(EXERCISE) In the listing below, pick out lines with "JSON".

**** PROVIDED RECORDS ****

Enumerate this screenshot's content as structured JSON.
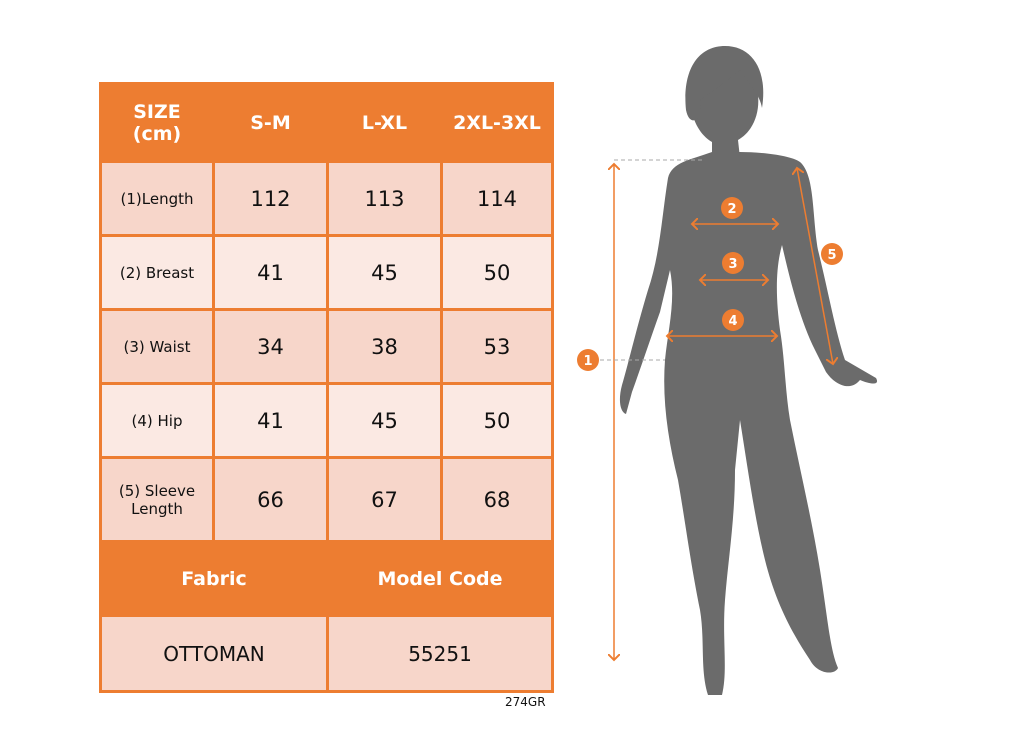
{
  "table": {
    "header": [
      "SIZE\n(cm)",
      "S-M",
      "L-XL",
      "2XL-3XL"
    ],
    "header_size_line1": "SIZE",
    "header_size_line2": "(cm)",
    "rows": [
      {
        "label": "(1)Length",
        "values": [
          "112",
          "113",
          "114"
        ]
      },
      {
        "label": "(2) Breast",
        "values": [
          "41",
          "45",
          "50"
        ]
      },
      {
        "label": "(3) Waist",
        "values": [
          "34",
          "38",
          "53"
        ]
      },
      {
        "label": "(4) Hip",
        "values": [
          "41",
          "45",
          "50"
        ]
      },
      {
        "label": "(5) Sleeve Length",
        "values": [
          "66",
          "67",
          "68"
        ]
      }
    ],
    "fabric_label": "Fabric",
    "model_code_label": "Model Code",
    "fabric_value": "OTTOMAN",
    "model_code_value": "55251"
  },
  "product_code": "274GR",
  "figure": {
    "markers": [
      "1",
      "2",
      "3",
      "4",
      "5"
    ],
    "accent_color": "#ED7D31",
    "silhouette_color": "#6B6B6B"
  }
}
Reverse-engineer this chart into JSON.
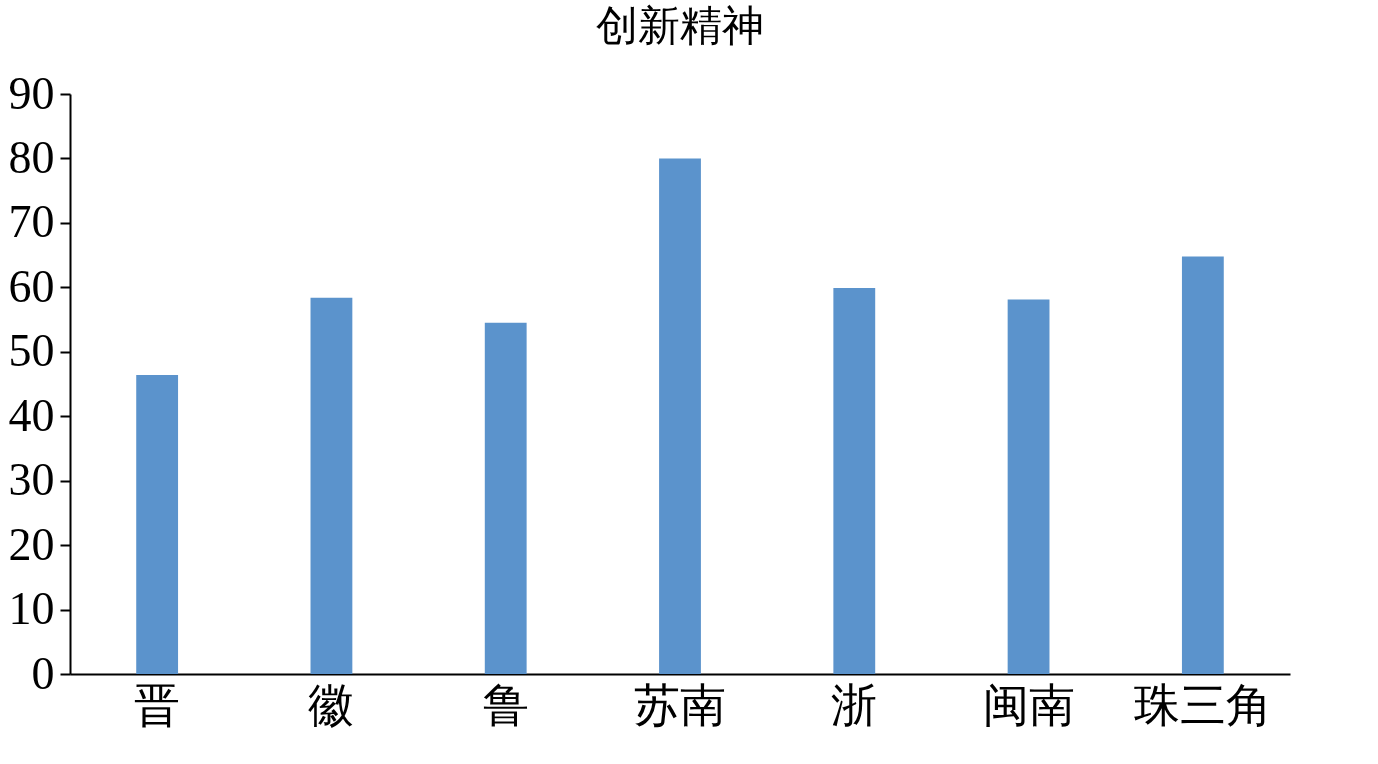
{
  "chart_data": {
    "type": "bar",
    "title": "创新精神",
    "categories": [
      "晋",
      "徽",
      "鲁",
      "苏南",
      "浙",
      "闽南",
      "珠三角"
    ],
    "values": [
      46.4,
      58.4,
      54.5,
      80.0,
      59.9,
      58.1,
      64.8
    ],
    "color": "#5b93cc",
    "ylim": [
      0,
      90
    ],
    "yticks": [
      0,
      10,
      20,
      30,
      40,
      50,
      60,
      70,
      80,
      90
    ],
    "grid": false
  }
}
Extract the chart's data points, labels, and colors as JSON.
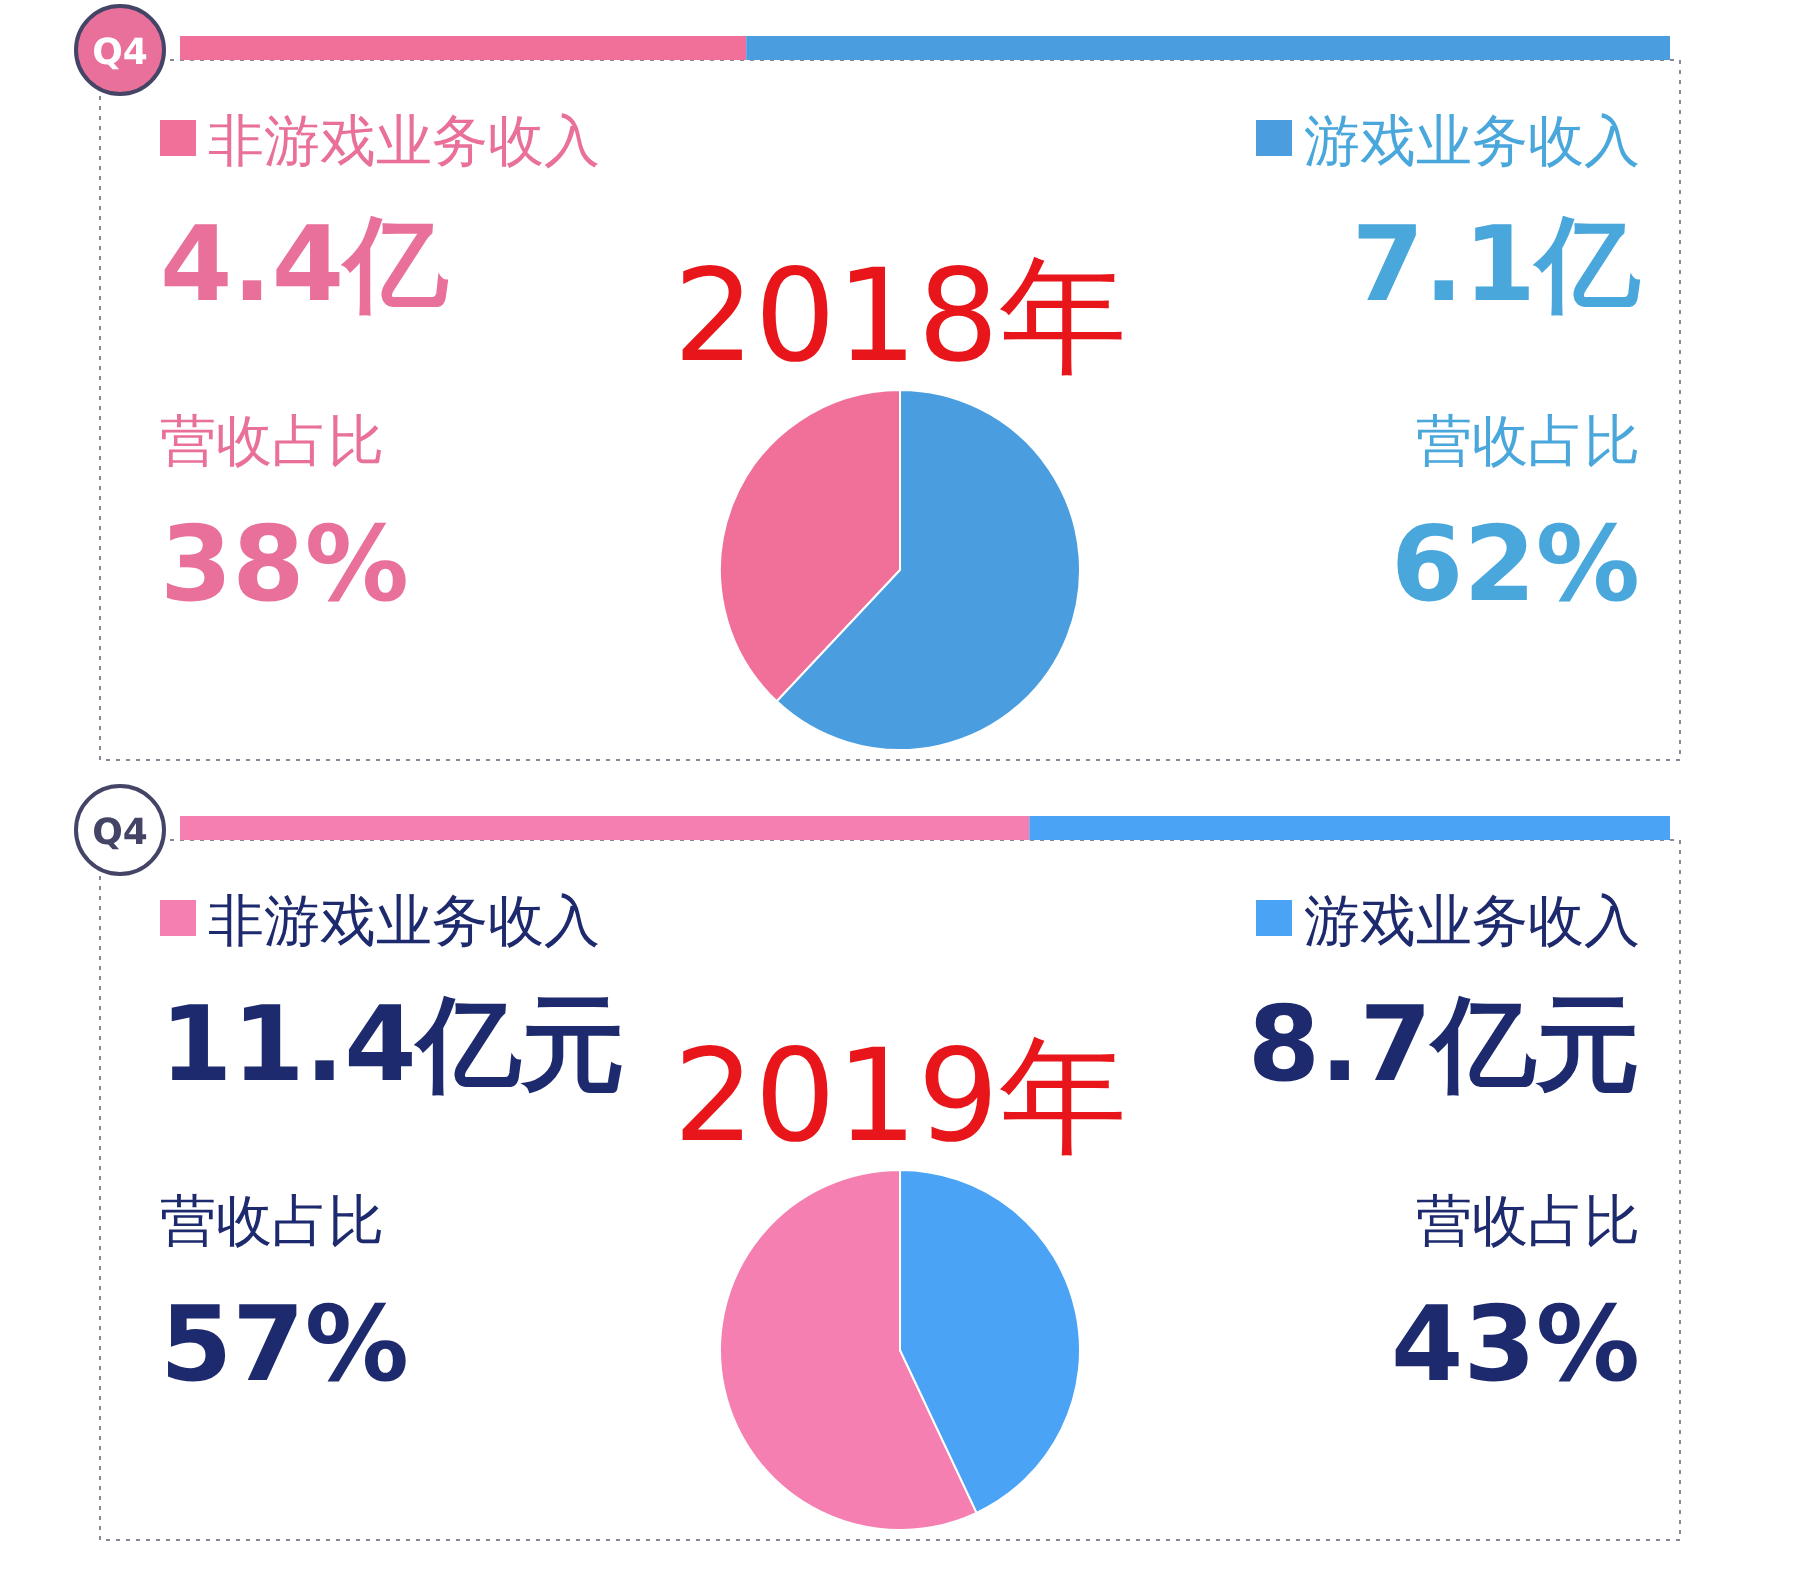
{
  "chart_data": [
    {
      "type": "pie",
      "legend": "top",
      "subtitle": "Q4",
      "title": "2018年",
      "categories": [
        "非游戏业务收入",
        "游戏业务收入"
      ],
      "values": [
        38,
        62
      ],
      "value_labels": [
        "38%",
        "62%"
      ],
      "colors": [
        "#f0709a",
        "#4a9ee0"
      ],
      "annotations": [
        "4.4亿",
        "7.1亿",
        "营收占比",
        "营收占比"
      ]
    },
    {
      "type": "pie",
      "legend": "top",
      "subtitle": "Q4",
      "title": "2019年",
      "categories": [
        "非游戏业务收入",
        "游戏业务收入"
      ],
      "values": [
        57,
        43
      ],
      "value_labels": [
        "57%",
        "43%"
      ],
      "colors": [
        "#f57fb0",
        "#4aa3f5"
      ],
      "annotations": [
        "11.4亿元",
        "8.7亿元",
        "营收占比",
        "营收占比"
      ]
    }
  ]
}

****
**** PROVIDED RECORDS ****

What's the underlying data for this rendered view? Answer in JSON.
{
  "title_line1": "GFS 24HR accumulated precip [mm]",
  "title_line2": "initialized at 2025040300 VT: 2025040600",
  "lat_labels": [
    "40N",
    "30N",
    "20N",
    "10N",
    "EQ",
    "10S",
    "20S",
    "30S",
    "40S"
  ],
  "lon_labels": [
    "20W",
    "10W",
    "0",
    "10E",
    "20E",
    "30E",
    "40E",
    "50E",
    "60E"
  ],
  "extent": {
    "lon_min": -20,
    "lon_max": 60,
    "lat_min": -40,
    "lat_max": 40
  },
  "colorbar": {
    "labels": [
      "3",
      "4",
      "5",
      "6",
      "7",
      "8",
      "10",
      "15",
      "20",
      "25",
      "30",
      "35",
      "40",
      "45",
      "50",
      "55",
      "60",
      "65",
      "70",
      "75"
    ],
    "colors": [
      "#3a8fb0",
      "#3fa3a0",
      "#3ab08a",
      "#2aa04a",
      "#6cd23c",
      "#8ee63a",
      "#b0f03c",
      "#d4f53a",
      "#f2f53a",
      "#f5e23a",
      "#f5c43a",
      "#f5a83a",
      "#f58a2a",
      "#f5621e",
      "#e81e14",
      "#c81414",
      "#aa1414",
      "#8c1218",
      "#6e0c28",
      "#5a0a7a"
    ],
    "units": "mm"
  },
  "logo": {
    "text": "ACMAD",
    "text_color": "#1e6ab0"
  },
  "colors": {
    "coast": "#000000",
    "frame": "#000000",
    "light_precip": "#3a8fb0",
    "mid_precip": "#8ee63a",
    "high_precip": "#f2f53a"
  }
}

****

(RESULT OF THE TASK)
Enumerate this screenshot's content as structured JSON.
Reverse-engineer this chart into JSON.
Extract the chart's data points, labels, and colors as JSON.
What's the underlying data for this rendered view? Answer in JSON.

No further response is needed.